:: DATA SUPPLIED

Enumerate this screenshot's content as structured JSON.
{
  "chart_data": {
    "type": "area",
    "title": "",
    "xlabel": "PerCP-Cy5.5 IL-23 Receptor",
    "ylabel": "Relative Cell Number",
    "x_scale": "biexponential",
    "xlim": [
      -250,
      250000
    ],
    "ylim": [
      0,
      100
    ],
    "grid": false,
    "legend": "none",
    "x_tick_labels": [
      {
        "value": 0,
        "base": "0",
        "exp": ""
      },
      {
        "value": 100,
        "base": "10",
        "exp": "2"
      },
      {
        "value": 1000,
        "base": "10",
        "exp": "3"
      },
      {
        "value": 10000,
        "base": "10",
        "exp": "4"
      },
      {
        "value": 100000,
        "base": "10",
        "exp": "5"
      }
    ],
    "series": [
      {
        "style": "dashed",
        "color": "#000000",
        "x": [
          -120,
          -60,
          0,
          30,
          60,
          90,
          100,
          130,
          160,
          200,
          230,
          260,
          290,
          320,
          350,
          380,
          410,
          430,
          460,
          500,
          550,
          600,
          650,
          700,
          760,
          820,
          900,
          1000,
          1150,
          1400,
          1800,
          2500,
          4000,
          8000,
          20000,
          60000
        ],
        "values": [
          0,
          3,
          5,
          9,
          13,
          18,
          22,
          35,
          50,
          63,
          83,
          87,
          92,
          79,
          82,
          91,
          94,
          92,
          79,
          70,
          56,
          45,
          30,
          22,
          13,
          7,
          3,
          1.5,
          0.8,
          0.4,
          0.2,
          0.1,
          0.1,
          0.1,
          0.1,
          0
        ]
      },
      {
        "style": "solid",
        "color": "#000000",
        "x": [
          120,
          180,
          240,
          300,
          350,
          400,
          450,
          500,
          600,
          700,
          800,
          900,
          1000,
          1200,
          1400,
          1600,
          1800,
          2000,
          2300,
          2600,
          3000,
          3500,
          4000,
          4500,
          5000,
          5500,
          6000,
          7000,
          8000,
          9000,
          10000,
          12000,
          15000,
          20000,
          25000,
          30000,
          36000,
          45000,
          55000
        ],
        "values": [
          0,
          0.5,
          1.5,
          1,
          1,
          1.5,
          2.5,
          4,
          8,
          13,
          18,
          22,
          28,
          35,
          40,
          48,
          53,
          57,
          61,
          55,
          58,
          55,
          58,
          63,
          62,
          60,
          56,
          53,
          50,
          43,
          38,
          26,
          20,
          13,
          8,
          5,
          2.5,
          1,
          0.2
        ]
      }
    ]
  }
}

::::

#### STATED PROBLEM:
Every line of the data above should be reproduced word for word.

#### RESULT BELOW:
Enumerate this screenshot's content as structured JSON.
{
  "chart_data": {
    "type": "area",
    "title": "",
    "xlabel": "PerCP-Cy5.5 IL-23 Receptor",
    "ylabel": "Relative Cell Number",
    "x_scale": "biexponential",
    "xlim": [
      -250,
      250000
    ],
    "ylim": [
      0,
      100
    ],
    "grid": false,
    "legend": "none",
    "x_tick_labels": [
      {
        "value": 0,
        "base": "0",
        "exp": ""
      },
      {
        "value": 100,
        "base": "10",
        "exp": "2"
      },
      {
        "value": 1000,
        "base": "10",
        "exp": "3"
      },
      {
        "value": 10000,
        "base": "10",
        "exp": "4"
      },
      {
        "value": 100000,
        "base": "10",
        "exp": "5"
      }
    ],
    "series": [
      {
        "style": "dashed",
        "color": "#000000",
        "x": [
          -120,
          -60,
          0,
          30,
          60,
          90,
          100,
          130,
          160,
          200,
          230,
          260,
          290,
          320,
          350,
          380,
          410,
          430,
          460,
          500,
          550,
          600,
          650,
          700,
          760,
          820,
          900,
          1000,
          1150,
          1400,
          1800,
          2500,
          4000,
          8000,
          20000,
          60000
        ],
        "values": [
          0,
          3,
          5,
          9,
          13,
          18,
          22,
          35,
          50,
          63,
          83,
          87,
          92,
          79,
          82,
          91,
          94,
          92,
          79,
          70,
          56,
          45,
          30,
          22,
          13,
          7,
          3,
          1.5,
          0.8,
          0.4,
          0.2,
          0.1,
          0.1,
          0.1,
          0.1,
          0
        ]
      },
      {
        "style": "solid",
        "color": "#000000",
        "x": [
          120,
          180,
          240,
          300,
          350,
          400,
          450,
          500,
          600,
          700,
          800,
          900,
          1000,
          1200,
          1400,
          1600,
          1800,
          2000,
          2300,
          2600,
          3000,
          3500,
          4000,
          4500,
          5000,
          5500,
          6000,
          7000,
          8000,
          9000,
          10000,
          12000,
          15000,
          20000,
          25000,
          30000,
          36000,
          45000,
          55000
        ],
        "values": [
          0,
          0.5,
          1.5,
          1,
          1,
          1.5,
          2.5,
          4,
          8,
          13,
          18,
          22,
          28,
          35,
          40,
          48,
          53,
          57,
          61,
          55,
          58,
          55,
          58,
          63,
          62,
          60,
          56,
          53,
          50,
          43,
          38,
          26,
          20,
          13,
          8,
          5,
          2.5,
          1,
          0.2
        ]
      }
    ]
  }
}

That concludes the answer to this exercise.